**Direction**
Below are the records; reproduce all of them exactly but without any images.

[Stored entries]
---

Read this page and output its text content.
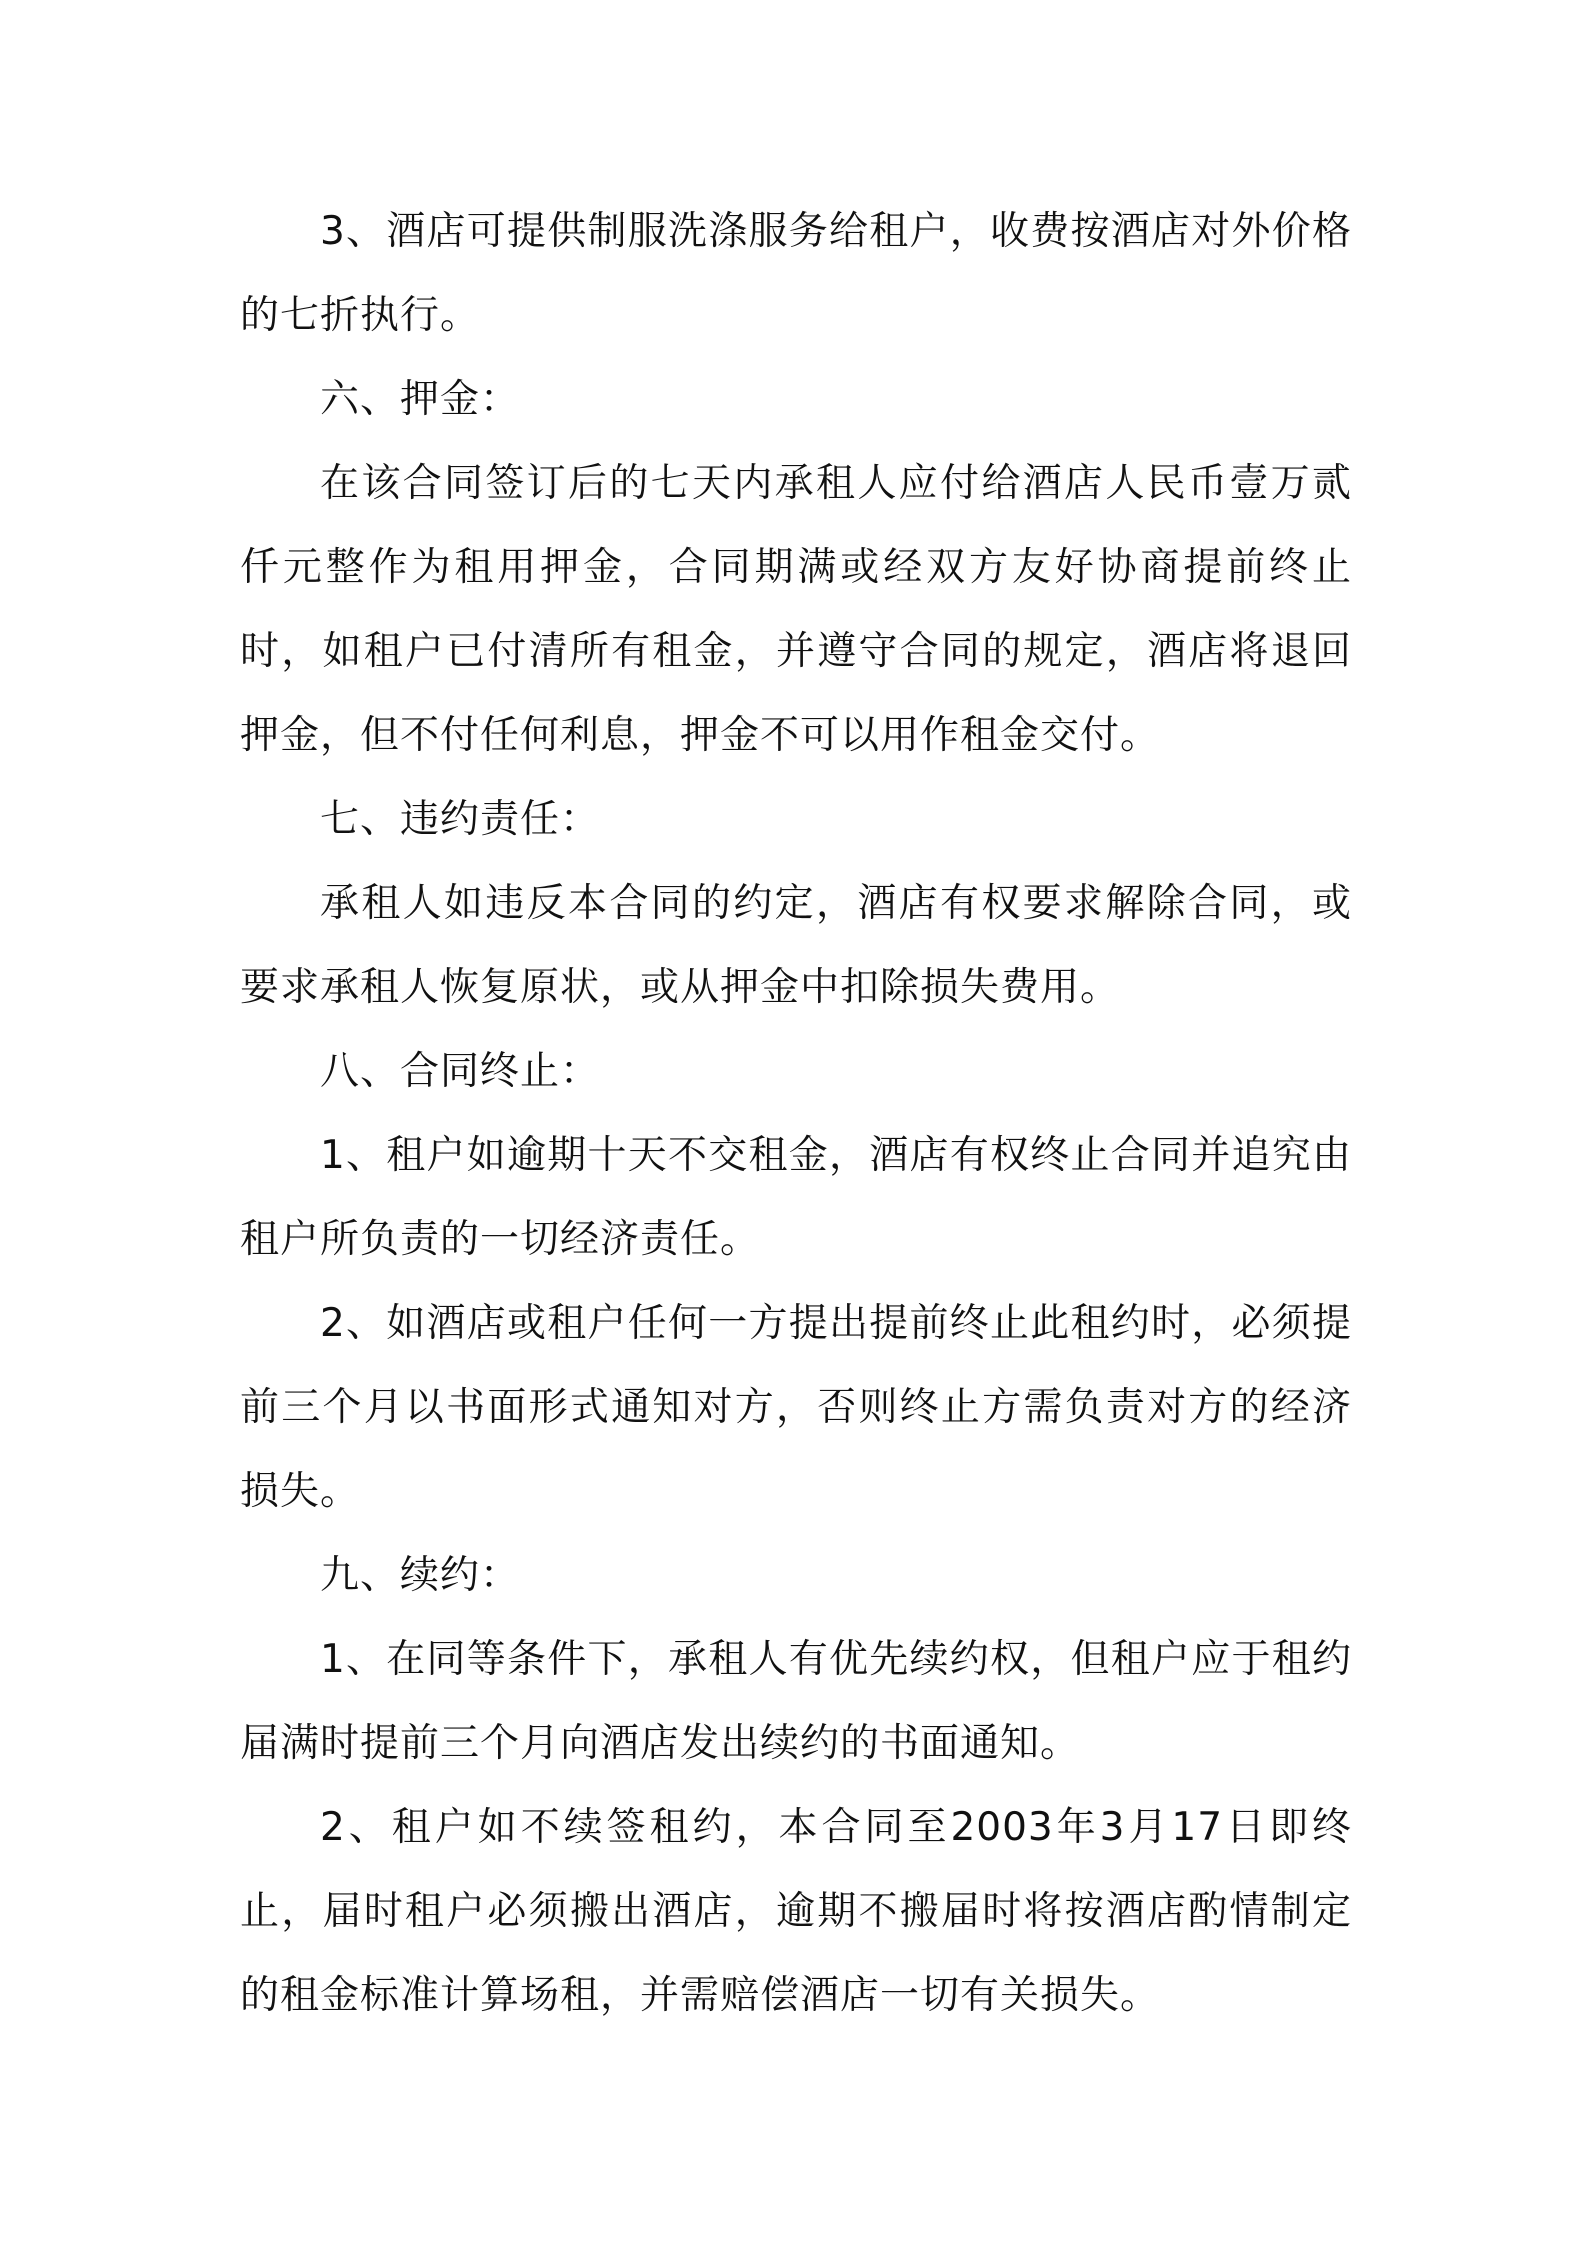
3、酒店可提供制服洗涤服务给租户，收费按酒店对外价格的七折执行。

六、押金：

在该合同签订后的七天内承租人应付给酒店人民币壹万贰仟元整作为租用押金，合同期满或经双方友好协商提前终止时，如租户已付清所有租金，并遵守合同的规定，酒店将退回押金，但不付任何利息，押金不可以用作租金交付。

七、违约责任：

承租人如违反本合同的约定，酒店有权要求解除合同，或要求承租人恢复原状，或从押金中扣除损失费用。

八、合同终止：

1、租户如逾期十天不交租金，酒店有权终止合同并追究由租户所负责的一切经济责任。

2、如酒店或租户任何一方提出提前终止此租约时，必须提前三个月以书面形式通知对方，否则终止方需负责对方的经济损失。

九、续约：

1、在同等条件下，承租人有优先续约权，但租户应于租约届满时提前三个月向酒店发出续约的书面通知。

2、租户如不续签租约，本合同至2003年3月17日即终止，届时租户必须搬出酒店，逾期不搬届时将按酒店酌情制定的租金标准计算场租，并需赔偿酒店一切有关损失。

---

**Answer for the task**
Read this page and output its text content.
3、酒店可提供制服洗涤服务给租户，收费按酒店对外价格的七折执行。

六、押金：

在该合同签订后的七天内承租人应付给酒店人民币壹万贰仟元整作为租用押金，合同期满或经双方友好协商提前终止时，如租户已付清所有租金，并遵守合同的规定，酒店将退回押金，但不付任何利息，押金不可以用作租金交付。

七、违约责任：

承租人如违反本合同的约定，酒店有权要求解除合同，或要求承租人恢复原状，或从押金中扣除损失费用。

八、合同终止：

1、租户如逾期十天不交租金，酒店有权终止合同并追究由租户所负责的一切经济责任。

2、如酒店或租户任何一方提出提前终止此租约时，必须提前三个月以书面形式通知对方，否则终止方需负责对方的经济损失。

九、续约：

1、在同等条件下，承租人有优先续约权，但租户应于租约届满时提前三个月向酒店发出续约的书面通知。

2、租户如不续签租约，本合同至2003年3月17日即终止，届时租户必须搬出酒店，逾期不搬届时将按酒店酌情制定的租金标准计算场租，并需赔偿酒店一切有关损失。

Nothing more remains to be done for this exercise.